_WHAT TO PRODUCE_.
Transcribe the entries that follow, word for word.

(Collected data entries)
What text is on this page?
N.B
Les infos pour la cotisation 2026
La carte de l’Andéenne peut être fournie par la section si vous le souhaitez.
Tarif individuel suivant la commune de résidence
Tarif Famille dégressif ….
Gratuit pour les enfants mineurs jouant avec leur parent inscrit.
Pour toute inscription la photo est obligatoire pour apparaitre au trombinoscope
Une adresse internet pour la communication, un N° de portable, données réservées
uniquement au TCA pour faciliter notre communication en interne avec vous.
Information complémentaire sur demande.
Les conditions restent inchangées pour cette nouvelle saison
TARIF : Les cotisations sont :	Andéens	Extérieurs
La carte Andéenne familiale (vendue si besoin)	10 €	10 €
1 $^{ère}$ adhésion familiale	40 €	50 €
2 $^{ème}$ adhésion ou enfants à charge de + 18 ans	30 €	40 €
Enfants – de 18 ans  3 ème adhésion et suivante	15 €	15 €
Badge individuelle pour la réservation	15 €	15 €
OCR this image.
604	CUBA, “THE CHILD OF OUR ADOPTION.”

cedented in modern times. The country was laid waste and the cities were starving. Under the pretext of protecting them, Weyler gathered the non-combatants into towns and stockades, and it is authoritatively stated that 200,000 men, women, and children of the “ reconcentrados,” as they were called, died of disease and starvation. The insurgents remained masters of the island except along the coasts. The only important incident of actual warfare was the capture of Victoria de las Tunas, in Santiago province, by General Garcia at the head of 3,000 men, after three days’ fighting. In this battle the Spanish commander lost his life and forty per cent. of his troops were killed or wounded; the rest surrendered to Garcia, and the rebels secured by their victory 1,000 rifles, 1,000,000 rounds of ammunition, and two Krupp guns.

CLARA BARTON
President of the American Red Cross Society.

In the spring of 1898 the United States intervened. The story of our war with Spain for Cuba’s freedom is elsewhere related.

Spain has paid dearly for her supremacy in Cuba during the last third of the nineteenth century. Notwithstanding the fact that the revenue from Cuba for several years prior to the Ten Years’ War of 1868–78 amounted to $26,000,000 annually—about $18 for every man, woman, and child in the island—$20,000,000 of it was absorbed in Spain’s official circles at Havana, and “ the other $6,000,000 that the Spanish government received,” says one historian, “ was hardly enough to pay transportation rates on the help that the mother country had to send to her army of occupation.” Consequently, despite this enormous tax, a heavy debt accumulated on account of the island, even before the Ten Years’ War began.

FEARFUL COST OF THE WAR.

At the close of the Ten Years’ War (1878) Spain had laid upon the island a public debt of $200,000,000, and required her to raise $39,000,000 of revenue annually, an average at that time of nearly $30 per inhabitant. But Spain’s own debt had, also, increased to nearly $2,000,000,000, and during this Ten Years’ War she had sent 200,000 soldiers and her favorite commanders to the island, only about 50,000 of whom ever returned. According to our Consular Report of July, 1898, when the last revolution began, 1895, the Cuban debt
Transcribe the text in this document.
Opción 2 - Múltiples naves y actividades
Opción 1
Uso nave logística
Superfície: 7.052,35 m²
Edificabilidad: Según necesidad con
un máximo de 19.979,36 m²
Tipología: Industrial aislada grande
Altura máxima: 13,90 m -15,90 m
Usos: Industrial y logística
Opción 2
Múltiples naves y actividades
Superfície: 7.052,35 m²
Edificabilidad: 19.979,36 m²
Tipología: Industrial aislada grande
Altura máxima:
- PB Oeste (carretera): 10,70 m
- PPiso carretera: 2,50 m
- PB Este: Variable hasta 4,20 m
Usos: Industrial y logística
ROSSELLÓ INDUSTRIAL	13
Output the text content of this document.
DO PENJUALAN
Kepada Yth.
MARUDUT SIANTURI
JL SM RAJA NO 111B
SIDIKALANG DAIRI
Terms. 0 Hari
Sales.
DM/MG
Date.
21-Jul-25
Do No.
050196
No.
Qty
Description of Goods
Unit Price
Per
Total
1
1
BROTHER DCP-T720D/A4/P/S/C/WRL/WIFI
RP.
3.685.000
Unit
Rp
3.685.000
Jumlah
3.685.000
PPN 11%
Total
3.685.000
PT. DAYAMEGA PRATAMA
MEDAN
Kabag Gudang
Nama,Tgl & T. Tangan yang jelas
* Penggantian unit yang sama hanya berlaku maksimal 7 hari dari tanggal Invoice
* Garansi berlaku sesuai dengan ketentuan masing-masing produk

_ANSWER TO THIS EXERCISE_.
What text is on this page?
N.B
Les infos pour la cotisation 2026
La carte de l’Andéenne peut être fournie par la section si vous le souhaitez.
Tarif individuel suivant la commune de résidence
Tarif Famille dégressif ….
Gratuit pour les enfants mineurs jouant avec leur parent inscrit.
Pour toute inscription la photo est obligatoire pour apparaitre au trombinoscope
Une adresse internet pour la communication, un N° de portable, données réservées
uniquement au TCA pour faciliter notre communication en interne avec vous.
Information complémentaire sur demande.
Les conditions restent inchangées pour cette nouvelle saison
TARIF : Les cotisations sont :	Andéens	Extérieurs
La carte Andéenne familiale (vendue si besoin)	10 €	10 €
1 $^{ère}$ adhésion familiale	40 €	50 €
2 $^{ème}$ adhésion ou enfants à charge de + 18 ans	30 €	40 €
Enfants – de 18 ans  3 ème adhésion et suivante	15 €	15 €
Badge individuelle pour la réservation	15 €	15 €
OCR this image.
604	CUBA, “THE CHILD OF OUR ADOPTION.”

cedented in modern times. The country was laid waste and the cities were starving. Under the pretext of protecting them, Weyler gathered the non-combatants into towns and stockades, and it is authoritatively stated that 200,000 men, women, and children of the “ reconcentrados,” as they were called, died of disease and starvation. The insurgents remained masters of the island except along the coasts. The only important incident of actual warfare was the capture of Victoria de las Tunas, in Santiago province, by General Garcia at the head of 3,000 men, after three days’ fighting. In this battle the Spanish commander lost his life and forty per cent. of his troops were killed or wounded; the rest surrendered to Garcia, and the rebels secured by their victory 1,000 rifles, 1,000,000 rounds of ammunition, and two Krupp guns.

CLARA BARTON
President of the American Red Cross Society.

In the spring of 1898 the United States intervened. The story of our war with Spain for Cuba’s freedom is elsewhere related.

Spain has paid dearly for her supremacy in Cuba during the last third of the nineteenth century. Notwithstanding the fact that the revenue from Cuba for several years prior to the Ten Years’ War of 1868–78 amounted to $26,000,000 annually—about $18 for every man, woman, and child in the island—$20,000,000 of it was absorbed in Spain’s official circles at Havana, and “ the other $6,000,000 that the Spanish government received,” says one historian, “ was hardly enough to pay transportation rates on the help that the mother country had to send to her army of occupation.” Consequently, despite this enormous tax, a heavy debt accumulated on account of the island, even before the Ten Years’ War began.

FEARFUL COST OF THE WAR.

At the close of the Ten Years’ War (1878) Spain had laid upon the island a public debt of $200,000,000, and required her to raise $39,000,000 of revenue annually, an average at that time of nearly $30 per inhabitant. But Spain’s own debt had, also, increased to nearly $2,000,000,000, and during this Ten Years’ War she had sent 200,000 soldiers and her favorite commanders to the island, only about 50,000 of whom ever returned. According to our Consular Report of July, 1898, when the last revolution began, 1895, the Cuban debt
Transcribe the text in this document.
Opción 2 - Múltiples naves y actividades
Opción 1
Uso nave logística
Superfície: 7.052,35 m²
Edificabilidad: Según necesidad con
un máximo de 19.979,36 m²
Tipología: Industrial aislada grande
Altura máxima: 13,90 m -15,90 m
Usos: Industrial y logística
Opción 2
Múltiples naves y actividades
Superfície: 7.052,35 m²
Edificabilidad: 19.979,36 m²
Tipología: Industrial aislada grande
Altura máxima:
- PB Oeste (carretera): 10,70 m
- PPiso carretera: 2,50 m
- PB Este: Variable hasta 4,20 m
Usos: Industrial y logística
ROSSELLÓ INDUSTRIAL	13
Output the text content of this document.
DO PENJUALAN
Kepada Yth.
MARUDUT SIANTURI
JL SM RAJA NO 111B
SIDIKALANG DAIRI
Terms. 0 Hari
Sales.
DM/MG
Date.
21-Jul-25
Do No.
050196
No.
Qty
Description of Goods
Unit Price
Per
Total
1
1
BROTHER DCP-T720D/A4/P/S/C/WRL/WIFI
RP.
3.685.000
Unit
Rp
3.685.000
Jumlah
3.685.000
PPN 11%
Total
3.685.000
PT. DAYAMEGA PRATAMA
MEDAN
Kabag Gudang
Nama,Tgl & T. Tangan yang jelas
* Penggantian unit yang sama hanya berlaku maksimal 7 hari dari tanggal Invoice
* Garansi berlaku sesuai dengan ketentuan masing-masing produk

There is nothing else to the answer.